* _Exercise description_: From the listing below, pull out the lines that hold "Angebote".

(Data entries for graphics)
━━━━━━━━━━

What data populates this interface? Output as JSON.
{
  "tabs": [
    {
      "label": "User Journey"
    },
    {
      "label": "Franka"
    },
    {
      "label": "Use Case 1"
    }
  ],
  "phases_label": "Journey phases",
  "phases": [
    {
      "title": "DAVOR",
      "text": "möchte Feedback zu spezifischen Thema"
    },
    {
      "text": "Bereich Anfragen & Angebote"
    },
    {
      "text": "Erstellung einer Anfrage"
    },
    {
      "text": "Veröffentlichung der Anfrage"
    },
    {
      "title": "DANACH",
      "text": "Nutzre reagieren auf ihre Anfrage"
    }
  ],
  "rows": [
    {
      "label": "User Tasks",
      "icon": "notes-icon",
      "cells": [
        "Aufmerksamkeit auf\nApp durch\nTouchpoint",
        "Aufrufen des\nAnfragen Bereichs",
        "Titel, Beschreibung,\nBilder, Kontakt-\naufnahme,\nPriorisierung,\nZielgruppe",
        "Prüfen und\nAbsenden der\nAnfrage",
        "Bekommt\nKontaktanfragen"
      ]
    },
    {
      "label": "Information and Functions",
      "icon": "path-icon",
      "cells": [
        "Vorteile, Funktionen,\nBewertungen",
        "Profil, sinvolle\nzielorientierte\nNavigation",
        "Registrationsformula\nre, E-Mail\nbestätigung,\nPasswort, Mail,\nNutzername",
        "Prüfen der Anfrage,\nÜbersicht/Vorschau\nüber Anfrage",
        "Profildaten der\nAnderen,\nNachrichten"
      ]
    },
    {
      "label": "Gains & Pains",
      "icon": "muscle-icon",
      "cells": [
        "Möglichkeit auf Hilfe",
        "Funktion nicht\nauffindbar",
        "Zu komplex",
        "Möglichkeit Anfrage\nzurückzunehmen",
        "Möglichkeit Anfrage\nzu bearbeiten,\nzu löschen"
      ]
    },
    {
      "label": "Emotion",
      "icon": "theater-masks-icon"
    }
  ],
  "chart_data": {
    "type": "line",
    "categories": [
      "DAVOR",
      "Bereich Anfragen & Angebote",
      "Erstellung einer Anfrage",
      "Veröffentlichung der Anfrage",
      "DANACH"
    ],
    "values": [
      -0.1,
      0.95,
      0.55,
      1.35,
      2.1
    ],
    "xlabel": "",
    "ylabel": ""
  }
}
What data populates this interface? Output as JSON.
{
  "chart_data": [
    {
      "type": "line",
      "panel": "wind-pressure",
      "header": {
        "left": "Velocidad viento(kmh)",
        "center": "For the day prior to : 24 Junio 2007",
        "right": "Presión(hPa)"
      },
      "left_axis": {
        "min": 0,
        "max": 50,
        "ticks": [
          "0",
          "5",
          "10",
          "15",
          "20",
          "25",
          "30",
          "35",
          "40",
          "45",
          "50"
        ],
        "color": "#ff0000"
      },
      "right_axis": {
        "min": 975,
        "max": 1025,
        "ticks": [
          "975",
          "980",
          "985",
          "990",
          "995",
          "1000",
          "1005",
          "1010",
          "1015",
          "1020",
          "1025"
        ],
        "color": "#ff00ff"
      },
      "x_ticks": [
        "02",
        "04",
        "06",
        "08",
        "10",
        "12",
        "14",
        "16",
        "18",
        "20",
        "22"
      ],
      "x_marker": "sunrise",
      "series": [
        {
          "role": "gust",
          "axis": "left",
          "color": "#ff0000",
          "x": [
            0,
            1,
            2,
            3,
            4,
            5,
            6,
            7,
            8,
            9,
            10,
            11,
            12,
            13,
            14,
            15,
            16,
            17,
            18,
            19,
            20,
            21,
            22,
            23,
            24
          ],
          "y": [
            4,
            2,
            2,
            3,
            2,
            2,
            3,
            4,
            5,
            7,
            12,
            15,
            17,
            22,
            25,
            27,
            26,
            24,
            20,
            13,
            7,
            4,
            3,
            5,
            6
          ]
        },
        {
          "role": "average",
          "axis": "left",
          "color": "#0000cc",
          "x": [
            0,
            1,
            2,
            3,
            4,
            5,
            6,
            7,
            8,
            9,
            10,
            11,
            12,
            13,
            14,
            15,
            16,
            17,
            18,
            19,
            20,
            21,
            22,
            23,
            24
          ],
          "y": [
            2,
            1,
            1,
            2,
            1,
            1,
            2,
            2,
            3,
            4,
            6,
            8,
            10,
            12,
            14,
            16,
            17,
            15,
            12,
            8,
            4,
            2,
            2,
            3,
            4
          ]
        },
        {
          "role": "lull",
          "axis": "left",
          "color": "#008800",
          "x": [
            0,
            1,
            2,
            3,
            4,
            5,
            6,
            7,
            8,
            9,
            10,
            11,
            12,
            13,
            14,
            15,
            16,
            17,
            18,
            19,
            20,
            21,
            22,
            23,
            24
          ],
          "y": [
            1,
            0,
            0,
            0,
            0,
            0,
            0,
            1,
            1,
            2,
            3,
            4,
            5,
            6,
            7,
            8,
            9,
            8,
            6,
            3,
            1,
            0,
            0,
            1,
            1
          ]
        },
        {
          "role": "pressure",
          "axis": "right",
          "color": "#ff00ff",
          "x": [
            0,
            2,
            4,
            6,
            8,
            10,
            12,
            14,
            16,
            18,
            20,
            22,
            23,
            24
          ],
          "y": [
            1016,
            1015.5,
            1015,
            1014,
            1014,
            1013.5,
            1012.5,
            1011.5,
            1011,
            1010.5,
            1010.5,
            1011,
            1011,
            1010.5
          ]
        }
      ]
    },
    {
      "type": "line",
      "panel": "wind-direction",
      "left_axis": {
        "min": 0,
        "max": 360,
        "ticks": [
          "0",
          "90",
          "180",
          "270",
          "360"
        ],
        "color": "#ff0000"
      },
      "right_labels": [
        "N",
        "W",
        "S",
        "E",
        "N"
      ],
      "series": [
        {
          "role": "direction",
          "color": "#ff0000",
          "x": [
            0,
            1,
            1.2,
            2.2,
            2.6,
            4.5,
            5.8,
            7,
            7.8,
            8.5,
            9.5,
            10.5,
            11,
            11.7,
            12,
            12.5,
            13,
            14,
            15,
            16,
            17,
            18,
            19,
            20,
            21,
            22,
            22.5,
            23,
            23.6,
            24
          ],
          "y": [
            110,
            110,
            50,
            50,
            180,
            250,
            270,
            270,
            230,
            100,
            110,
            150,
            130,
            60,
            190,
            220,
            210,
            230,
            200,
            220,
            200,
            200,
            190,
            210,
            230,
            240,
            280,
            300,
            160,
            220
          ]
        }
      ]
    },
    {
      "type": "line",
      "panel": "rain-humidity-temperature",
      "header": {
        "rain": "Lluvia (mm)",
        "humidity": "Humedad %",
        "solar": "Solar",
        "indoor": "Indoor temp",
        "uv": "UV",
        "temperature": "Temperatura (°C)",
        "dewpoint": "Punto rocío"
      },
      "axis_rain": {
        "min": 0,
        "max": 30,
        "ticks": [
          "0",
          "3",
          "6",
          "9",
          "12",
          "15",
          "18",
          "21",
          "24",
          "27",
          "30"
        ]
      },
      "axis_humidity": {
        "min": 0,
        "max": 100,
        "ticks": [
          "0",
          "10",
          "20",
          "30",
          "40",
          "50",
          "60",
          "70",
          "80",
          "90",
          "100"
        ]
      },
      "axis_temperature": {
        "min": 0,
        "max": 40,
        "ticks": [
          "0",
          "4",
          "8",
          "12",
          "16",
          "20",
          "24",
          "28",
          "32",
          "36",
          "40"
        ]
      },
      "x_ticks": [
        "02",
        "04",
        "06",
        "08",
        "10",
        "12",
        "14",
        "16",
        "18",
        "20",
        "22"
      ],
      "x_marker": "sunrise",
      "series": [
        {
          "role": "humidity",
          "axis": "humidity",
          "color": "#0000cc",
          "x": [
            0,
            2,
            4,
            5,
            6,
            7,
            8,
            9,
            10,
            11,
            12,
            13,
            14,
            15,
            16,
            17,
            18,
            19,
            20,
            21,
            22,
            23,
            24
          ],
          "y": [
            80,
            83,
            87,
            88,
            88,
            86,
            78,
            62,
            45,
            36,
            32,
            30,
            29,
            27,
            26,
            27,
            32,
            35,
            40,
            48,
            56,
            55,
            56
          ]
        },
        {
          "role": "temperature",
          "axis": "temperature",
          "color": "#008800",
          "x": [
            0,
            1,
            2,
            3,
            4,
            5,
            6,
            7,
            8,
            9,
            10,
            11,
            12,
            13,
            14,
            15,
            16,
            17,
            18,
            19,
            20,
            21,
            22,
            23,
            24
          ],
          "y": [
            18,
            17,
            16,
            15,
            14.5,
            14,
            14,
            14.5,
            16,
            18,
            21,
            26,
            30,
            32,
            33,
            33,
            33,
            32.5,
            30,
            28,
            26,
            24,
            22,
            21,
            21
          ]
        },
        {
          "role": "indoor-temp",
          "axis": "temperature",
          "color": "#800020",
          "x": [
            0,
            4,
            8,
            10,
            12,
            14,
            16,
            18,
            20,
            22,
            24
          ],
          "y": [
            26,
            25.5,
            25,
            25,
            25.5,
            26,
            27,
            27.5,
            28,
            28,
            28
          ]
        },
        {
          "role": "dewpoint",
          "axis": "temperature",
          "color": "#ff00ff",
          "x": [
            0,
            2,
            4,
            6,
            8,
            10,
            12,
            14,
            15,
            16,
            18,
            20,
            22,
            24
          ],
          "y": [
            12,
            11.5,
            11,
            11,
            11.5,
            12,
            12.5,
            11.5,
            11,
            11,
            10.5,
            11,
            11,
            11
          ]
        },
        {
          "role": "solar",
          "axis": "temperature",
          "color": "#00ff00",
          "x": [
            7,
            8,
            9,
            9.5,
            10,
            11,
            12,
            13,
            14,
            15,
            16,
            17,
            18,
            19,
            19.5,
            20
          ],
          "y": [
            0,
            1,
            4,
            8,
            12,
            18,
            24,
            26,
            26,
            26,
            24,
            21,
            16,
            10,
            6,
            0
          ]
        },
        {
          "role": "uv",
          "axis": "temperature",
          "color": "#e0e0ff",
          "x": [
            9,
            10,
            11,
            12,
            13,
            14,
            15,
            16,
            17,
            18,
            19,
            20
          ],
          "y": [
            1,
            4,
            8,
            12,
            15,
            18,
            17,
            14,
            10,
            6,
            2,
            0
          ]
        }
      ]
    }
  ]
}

━━━━━━━━━━

* _Exercise answer_:
      "text": "Bereich Anfragen & Angebote"
      "Bereich Anfragen & Angebote",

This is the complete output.